Written exercise: Which lines in the records below contain the word "improper"? Copy each one out.

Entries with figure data
********************

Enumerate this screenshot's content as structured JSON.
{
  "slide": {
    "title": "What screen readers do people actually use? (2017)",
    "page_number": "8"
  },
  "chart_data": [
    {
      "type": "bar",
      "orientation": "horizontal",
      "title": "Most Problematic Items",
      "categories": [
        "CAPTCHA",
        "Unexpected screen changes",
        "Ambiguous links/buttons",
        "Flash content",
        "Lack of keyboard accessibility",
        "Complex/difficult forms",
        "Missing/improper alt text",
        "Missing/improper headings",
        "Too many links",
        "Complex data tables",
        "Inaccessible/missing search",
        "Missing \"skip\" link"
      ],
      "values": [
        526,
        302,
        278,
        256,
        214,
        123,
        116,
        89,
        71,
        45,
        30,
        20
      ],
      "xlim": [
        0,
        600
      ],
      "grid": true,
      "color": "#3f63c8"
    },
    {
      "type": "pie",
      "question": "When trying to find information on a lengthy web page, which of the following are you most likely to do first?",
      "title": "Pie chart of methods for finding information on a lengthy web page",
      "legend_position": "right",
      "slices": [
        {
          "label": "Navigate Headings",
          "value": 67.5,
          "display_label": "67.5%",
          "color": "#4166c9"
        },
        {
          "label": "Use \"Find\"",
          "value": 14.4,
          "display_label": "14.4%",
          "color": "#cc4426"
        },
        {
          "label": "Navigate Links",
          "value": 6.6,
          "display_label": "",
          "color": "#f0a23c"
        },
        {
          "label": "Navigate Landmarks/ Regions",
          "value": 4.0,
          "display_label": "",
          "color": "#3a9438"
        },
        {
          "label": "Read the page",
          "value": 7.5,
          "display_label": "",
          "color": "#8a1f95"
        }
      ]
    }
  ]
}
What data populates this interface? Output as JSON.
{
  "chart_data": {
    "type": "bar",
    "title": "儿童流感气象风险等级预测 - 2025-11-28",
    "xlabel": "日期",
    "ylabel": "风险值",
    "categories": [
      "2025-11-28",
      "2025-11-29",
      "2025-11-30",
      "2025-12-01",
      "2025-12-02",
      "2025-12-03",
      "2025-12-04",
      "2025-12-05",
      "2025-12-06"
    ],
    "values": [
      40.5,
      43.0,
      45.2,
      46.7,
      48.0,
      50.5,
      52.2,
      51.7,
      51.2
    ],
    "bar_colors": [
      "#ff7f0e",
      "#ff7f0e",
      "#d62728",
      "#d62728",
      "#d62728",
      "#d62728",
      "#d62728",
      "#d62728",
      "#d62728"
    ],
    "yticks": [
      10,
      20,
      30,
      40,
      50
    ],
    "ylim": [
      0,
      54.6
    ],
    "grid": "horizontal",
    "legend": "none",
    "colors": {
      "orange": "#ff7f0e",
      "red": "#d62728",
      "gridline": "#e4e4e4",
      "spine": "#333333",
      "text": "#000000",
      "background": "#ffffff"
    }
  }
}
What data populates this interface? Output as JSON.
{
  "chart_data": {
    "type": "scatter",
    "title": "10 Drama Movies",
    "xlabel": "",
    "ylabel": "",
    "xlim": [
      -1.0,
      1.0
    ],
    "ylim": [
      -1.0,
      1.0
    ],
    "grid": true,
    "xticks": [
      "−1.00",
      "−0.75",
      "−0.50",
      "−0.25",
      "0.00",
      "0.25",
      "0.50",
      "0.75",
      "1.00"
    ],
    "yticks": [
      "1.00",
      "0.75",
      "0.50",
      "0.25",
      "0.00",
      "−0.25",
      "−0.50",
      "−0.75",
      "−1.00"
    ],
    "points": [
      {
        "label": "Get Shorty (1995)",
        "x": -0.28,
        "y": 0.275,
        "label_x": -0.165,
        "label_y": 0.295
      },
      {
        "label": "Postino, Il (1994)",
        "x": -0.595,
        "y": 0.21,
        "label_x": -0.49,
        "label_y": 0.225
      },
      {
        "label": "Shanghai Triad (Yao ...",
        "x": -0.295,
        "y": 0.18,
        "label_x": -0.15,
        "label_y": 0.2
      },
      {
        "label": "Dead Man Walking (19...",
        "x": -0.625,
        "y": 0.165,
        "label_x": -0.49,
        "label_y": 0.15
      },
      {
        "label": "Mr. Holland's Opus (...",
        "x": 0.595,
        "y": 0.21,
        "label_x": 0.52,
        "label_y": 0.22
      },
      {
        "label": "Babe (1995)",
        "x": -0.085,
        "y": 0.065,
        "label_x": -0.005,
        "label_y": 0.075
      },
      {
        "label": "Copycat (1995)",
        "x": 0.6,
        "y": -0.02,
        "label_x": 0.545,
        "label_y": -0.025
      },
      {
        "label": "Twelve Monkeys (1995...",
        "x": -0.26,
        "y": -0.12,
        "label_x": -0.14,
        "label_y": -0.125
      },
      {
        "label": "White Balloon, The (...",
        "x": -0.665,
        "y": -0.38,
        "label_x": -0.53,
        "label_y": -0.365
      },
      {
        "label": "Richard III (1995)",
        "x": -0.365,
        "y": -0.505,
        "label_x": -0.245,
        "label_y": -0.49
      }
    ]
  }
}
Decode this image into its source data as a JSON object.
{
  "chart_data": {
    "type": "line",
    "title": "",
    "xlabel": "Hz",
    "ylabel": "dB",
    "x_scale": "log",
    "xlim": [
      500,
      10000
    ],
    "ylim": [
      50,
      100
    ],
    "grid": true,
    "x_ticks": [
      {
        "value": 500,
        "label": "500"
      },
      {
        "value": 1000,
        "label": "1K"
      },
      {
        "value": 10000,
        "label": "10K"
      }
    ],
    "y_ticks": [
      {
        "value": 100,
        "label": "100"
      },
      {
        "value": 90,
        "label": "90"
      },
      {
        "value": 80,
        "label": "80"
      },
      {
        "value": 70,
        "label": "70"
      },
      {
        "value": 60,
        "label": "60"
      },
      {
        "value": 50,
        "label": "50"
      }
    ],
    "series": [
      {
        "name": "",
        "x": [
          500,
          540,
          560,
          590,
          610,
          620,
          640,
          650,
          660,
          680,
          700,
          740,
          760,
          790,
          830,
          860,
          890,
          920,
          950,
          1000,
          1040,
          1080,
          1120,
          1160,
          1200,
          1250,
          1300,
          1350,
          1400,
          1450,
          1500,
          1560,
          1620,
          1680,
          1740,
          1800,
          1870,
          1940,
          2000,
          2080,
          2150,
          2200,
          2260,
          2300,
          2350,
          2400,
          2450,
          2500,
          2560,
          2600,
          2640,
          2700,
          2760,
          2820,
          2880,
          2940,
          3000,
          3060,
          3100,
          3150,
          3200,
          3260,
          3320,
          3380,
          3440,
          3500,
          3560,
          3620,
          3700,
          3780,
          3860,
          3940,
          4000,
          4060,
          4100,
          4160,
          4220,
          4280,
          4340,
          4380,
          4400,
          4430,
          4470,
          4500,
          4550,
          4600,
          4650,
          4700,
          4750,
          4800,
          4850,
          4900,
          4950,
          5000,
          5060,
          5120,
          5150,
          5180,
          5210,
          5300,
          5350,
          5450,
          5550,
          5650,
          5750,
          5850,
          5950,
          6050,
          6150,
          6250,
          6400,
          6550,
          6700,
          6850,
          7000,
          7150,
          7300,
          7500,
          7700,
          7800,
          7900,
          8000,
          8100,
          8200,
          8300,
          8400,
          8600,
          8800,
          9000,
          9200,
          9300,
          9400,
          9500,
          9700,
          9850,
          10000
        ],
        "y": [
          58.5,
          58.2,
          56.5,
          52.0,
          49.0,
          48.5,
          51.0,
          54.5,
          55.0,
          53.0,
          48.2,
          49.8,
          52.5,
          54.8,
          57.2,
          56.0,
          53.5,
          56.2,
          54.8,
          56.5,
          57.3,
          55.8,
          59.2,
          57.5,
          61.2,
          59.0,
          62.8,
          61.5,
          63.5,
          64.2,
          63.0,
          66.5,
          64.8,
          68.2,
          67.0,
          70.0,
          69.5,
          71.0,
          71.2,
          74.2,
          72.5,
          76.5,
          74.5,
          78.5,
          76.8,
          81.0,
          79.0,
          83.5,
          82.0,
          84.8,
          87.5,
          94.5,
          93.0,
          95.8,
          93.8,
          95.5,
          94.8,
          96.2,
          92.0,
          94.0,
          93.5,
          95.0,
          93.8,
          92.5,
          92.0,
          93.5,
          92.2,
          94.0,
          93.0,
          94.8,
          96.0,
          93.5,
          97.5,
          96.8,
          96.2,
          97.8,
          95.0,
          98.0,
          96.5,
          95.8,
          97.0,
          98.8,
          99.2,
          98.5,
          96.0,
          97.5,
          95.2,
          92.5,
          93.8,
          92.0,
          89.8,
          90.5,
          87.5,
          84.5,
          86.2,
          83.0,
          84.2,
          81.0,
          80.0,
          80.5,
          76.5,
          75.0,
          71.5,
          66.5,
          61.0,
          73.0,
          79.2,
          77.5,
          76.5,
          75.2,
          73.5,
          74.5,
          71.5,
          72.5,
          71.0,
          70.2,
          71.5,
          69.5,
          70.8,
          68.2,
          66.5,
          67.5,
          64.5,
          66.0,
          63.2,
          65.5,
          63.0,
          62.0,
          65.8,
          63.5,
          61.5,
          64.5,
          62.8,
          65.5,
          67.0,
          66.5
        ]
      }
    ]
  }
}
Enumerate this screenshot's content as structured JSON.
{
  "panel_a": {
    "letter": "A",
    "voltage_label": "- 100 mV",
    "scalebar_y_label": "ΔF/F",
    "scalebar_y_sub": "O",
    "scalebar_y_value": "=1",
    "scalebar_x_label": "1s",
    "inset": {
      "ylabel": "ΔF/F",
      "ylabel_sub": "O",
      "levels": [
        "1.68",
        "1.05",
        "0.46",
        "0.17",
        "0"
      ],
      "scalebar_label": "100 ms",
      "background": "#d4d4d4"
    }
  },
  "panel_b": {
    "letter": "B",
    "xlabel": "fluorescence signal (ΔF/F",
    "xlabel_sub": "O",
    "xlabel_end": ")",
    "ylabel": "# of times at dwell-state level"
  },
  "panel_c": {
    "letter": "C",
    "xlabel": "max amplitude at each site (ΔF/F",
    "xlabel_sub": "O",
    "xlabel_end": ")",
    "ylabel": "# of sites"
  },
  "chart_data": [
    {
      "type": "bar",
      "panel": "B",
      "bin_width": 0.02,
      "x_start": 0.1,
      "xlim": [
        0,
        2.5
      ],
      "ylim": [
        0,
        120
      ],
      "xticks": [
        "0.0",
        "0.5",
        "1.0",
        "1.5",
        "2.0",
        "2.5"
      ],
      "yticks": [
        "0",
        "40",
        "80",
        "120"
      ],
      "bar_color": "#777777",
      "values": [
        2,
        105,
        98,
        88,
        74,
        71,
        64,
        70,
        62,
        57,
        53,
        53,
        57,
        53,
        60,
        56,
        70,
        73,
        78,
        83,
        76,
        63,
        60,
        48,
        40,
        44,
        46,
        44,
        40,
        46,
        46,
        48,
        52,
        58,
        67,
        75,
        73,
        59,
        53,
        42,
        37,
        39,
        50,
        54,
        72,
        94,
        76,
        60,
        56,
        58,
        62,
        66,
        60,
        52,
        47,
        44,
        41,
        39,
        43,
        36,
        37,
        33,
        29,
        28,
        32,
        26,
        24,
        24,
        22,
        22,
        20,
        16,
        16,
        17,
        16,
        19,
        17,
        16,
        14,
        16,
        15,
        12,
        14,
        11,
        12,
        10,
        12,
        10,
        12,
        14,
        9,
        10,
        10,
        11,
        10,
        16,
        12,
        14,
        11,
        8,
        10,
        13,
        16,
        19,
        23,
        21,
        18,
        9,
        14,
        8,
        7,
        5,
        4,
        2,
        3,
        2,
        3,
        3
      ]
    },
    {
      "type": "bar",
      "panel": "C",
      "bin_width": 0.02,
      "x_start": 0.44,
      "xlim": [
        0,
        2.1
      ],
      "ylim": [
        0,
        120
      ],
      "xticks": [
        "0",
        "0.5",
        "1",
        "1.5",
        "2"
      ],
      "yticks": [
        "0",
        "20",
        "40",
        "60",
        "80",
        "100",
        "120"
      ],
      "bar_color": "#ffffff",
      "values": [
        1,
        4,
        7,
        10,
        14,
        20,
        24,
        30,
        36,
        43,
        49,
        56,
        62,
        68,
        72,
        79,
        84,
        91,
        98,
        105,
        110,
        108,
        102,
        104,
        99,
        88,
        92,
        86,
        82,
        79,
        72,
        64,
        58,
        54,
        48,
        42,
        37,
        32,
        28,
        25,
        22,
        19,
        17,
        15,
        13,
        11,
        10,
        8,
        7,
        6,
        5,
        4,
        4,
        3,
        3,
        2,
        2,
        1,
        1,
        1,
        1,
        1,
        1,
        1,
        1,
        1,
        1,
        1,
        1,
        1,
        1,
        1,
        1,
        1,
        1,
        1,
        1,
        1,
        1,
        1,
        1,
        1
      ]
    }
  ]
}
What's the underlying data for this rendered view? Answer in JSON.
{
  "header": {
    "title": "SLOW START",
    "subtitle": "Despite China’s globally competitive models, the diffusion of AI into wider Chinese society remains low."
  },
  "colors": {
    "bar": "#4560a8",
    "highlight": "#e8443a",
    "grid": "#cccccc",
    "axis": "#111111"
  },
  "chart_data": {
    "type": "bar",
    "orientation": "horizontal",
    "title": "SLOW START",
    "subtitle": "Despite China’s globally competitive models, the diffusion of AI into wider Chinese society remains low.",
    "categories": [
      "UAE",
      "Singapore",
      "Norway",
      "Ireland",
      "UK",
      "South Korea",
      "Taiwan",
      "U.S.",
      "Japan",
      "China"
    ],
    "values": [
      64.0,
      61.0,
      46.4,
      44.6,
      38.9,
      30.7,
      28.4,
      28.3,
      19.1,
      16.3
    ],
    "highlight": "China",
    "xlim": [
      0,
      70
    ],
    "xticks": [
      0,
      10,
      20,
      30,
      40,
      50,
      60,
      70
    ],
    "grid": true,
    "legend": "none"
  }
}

********************

Exercise result:
        "Missing/improper alt text",
        "Missing/improper headings",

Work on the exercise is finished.